### Exercise task
Pull every "Elektryczno" line out of the data below.

### Information supplied
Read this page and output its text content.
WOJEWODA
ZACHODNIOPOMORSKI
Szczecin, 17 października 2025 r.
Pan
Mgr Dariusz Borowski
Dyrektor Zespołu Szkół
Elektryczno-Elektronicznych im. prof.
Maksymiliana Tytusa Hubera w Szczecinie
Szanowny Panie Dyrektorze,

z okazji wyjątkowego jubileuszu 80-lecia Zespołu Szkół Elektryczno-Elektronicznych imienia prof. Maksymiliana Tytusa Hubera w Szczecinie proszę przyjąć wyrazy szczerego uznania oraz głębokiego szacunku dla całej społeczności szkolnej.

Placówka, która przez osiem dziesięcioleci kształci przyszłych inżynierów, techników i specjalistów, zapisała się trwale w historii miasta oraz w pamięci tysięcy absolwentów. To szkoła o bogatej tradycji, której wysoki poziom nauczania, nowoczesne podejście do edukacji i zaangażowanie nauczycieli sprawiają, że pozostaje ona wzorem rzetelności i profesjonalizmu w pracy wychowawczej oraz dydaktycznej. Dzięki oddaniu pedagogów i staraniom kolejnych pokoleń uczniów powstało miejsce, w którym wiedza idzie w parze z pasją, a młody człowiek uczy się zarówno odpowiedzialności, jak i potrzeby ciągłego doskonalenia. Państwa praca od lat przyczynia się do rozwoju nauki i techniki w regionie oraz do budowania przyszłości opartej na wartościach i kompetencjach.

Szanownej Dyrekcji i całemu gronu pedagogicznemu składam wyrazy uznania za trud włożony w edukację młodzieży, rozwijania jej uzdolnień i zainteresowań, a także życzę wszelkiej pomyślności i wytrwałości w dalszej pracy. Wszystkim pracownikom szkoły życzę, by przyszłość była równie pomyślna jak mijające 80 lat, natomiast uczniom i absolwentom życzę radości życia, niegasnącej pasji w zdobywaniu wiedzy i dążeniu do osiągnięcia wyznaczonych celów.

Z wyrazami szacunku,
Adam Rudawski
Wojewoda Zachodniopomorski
--
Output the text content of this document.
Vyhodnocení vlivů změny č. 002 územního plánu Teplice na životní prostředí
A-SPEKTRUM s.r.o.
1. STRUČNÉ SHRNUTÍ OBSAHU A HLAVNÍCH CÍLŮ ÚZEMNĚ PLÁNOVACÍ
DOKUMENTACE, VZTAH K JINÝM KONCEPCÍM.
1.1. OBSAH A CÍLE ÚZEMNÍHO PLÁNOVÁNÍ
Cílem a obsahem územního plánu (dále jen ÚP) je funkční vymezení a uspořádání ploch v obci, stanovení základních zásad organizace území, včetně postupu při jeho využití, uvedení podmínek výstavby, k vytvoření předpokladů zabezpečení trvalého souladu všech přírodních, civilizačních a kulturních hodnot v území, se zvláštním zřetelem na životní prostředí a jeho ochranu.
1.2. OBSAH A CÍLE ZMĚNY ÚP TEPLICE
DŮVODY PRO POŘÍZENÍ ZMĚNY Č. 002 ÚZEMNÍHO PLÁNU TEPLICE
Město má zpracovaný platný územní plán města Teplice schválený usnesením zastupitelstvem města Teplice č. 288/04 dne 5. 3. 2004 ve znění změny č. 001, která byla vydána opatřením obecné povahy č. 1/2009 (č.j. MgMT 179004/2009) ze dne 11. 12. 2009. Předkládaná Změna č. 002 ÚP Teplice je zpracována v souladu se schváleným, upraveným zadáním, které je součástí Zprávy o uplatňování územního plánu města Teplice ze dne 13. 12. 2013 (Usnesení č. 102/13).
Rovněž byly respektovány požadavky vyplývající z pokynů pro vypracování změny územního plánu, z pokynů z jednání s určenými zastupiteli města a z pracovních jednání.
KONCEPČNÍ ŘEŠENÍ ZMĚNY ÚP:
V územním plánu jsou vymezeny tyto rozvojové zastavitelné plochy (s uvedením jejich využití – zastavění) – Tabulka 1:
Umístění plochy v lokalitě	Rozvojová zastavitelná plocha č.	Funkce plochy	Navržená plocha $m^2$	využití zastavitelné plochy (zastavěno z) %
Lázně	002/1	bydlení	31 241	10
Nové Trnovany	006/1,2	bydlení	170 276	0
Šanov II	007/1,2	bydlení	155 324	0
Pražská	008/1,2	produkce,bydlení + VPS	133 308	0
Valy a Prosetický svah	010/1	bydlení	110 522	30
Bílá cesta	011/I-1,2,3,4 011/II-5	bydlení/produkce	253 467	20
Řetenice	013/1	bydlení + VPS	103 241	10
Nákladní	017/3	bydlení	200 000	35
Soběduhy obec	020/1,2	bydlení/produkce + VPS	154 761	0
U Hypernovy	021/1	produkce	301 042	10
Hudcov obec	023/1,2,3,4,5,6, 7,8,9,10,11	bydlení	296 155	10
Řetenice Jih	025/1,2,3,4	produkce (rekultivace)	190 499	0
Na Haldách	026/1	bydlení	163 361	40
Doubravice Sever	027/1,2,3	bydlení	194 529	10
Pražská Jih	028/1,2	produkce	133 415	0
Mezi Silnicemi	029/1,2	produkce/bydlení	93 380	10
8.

### Solution for this exercise
Elektryczno-Elektronicznych im. prof.
z okazji wyjątkowego jubileuszu 80-lecia Zespołu Szkół Elektryczno-Elektronicznych imienia prof. Maksymiliana Tytusa Hubera w Szczecinie proszę przyjąć wyrazy szczerego uznania oraz głębokiego szacunku dla całej społeczności szkolnej.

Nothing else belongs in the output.